§ **EXERCISE**
Identify every line in the records below that contains the word "avril", and copy each of those lines.
☆ ☆ ☆ ☆ ☆ ☆ ☆
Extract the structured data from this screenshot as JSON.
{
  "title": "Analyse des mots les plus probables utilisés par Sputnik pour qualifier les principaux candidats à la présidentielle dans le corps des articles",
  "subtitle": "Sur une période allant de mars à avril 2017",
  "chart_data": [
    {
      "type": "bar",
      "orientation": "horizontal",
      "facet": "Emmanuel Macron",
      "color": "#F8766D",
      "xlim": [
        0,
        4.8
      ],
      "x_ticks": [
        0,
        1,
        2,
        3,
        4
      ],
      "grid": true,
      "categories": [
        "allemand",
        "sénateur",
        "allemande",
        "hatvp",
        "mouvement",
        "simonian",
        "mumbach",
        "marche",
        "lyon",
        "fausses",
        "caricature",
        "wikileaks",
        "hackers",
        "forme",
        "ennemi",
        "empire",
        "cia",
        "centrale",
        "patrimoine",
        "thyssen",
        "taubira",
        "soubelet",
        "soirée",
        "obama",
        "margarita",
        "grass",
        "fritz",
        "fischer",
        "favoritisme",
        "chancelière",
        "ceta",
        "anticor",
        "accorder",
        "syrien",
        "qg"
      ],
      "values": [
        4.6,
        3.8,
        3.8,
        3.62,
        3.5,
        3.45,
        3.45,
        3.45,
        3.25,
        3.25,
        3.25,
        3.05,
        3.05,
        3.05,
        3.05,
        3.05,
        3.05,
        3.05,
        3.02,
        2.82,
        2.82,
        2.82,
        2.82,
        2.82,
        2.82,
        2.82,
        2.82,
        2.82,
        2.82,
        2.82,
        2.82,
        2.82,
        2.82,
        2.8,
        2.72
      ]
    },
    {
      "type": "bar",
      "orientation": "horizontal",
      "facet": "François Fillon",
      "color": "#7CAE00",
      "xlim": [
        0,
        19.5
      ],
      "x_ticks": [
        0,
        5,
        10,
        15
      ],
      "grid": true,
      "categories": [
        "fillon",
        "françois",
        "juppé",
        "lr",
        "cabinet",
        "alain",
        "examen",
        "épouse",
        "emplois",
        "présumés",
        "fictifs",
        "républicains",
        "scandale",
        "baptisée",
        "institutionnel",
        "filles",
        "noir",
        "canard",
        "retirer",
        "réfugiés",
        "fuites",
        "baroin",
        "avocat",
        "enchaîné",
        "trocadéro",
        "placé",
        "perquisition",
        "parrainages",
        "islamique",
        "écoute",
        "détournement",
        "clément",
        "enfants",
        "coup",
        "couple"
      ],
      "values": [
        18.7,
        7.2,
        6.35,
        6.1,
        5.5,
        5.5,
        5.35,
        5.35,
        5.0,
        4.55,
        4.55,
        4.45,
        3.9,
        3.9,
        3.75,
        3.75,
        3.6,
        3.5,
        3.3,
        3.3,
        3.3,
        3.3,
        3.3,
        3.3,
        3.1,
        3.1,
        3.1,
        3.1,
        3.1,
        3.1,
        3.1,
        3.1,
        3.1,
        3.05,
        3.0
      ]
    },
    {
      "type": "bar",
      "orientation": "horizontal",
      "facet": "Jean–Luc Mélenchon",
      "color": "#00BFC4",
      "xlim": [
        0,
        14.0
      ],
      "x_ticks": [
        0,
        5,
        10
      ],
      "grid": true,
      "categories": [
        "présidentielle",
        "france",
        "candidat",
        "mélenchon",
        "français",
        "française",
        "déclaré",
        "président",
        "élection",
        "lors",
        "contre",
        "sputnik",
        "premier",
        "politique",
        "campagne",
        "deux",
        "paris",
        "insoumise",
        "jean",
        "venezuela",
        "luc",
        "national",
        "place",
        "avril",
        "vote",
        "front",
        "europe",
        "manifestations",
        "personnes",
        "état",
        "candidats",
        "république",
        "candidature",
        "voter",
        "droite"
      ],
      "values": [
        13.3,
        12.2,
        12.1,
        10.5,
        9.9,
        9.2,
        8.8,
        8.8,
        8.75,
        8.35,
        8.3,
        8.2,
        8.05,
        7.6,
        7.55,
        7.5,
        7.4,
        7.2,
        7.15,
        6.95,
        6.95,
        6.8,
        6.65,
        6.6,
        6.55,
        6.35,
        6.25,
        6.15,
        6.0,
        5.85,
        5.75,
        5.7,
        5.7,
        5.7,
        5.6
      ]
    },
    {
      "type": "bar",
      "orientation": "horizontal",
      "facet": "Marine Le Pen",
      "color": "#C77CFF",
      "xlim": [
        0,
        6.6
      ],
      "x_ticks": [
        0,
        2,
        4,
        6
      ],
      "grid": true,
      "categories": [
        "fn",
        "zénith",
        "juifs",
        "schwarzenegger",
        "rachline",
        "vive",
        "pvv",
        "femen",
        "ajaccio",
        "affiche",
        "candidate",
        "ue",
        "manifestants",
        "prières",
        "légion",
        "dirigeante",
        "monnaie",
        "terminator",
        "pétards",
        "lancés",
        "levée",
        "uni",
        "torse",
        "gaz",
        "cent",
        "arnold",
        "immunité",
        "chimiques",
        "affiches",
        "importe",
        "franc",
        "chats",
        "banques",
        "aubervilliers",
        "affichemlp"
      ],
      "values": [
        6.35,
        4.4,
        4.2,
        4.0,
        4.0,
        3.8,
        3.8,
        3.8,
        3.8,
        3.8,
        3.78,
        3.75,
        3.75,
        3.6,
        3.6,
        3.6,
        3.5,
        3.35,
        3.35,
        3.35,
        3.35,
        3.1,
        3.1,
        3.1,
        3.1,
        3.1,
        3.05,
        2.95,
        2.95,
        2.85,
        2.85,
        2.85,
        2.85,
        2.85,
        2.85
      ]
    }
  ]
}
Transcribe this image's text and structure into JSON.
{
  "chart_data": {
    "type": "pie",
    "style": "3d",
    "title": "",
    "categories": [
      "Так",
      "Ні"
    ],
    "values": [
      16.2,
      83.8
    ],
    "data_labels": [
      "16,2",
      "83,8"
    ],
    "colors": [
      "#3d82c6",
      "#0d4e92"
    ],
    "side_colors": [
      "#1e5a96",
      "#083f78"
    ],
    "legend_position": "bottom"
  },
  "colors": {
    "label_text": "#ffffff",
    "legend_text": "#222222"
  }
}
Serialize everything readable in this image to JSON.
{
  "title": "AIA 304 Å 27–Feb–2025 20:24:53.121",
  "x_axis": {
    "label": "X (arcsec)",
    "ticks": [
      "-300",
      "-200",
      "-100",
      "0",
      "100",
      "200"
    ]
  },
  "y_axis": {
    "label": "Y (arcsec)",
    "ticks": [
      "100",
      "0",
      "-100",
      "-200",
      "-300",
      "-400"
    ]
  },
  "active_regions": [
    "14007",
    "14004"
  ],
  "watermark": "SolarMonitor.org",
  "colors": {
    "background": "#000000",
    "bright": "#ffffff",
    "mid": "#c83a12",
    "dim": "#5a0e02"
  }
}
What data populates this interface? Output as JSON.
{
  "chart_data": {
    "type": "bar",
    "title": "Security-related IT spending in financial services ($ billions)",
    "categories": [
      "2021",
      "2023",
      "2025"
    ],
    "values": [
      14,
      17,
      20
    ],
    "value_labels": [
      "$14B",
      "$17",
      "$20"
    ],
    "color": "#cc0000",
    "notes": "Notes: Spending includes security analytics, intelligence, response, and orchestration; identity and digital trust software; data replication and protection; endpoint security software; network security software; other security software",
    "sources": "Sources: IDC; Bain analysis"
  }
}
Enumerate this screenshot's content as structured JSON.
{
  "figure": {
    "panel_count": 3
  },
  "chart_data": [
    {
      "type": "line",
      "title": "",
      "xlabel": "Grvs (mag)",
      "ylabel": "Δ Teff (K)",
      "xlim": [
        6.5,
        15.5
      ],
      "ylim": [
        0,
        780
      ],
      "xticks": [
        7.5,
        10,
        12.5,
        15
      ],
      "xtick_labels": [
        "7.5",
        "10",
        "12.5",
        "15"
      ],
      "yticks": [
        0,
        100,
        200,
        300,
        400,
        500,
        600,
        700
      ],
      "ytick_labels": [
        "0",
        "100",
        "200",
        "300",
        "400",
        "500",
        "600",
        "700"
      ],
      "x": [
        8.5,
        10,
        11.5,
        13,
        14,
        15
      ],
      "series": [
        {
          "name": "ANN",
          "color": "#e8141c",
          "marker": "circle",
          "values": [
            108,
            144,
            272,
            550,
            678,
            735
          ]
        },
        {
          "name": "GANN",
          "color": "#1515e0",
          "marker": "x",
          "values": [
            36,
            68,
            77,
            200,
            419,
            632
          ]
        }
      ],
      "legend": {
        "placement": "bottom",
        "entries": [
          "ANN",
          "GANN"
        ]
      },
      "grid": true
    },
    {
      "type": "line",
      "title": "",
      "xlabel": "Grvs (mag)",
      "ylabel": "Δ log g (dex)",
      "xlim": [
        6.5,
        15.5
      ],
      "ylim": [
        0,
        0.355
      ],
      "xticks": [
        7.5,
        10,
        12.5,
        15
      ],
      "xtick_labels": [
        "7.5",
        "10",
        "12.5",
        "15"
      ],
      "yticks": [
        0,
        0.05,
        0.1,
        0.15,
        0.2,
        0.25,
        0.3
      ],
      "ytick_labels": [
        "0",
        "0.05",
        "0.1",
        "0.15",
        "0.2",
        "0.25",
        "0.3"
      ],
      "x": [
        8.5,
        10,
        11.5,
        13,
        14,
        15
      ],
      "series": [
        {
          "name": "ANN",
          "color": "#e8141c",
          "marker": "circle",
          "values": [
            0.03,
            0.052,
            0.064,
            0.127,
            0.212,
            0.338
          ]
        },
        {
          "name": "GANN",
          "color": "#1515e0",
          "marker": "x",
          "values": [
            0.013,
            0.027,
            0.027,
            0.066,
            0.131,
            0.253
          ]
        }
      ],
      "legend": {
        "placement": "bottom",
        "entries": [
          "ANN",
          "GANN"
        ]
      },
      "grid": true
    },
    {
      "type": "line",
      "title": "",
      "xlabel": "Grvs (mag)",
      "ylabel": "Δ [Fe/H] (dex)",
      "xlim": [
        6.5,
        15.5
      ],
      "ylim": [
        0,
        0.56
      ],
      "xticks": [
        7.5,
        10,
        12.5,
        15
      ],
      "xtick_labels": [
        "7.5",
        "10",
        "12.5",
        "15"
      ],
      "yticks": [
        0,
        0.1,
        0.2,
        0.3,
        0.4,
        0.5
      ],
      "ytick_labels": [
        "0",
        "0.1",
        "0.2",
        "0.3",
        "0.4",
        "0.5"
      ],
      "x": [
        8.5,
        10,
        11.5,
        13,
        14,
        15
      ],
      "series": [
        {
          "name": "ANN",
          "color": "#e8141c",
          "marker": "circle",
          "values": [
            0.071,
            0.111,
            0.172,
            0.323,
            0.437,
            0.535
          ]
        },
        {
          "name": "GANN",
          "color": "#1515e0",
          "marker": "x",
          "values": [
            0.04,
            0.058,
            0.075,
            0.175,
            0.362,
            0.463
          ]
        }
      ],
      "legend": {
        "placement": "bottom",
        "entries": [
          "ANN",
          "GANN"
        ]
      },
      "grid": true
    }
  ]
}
☆ ☆ ☆ ☆ ☆ ☆ ☆
§ **ANSWER FOR THIS EXERCISE**
  "subtitle": "Sur une période allant de mars à avril 2017",
        "avril",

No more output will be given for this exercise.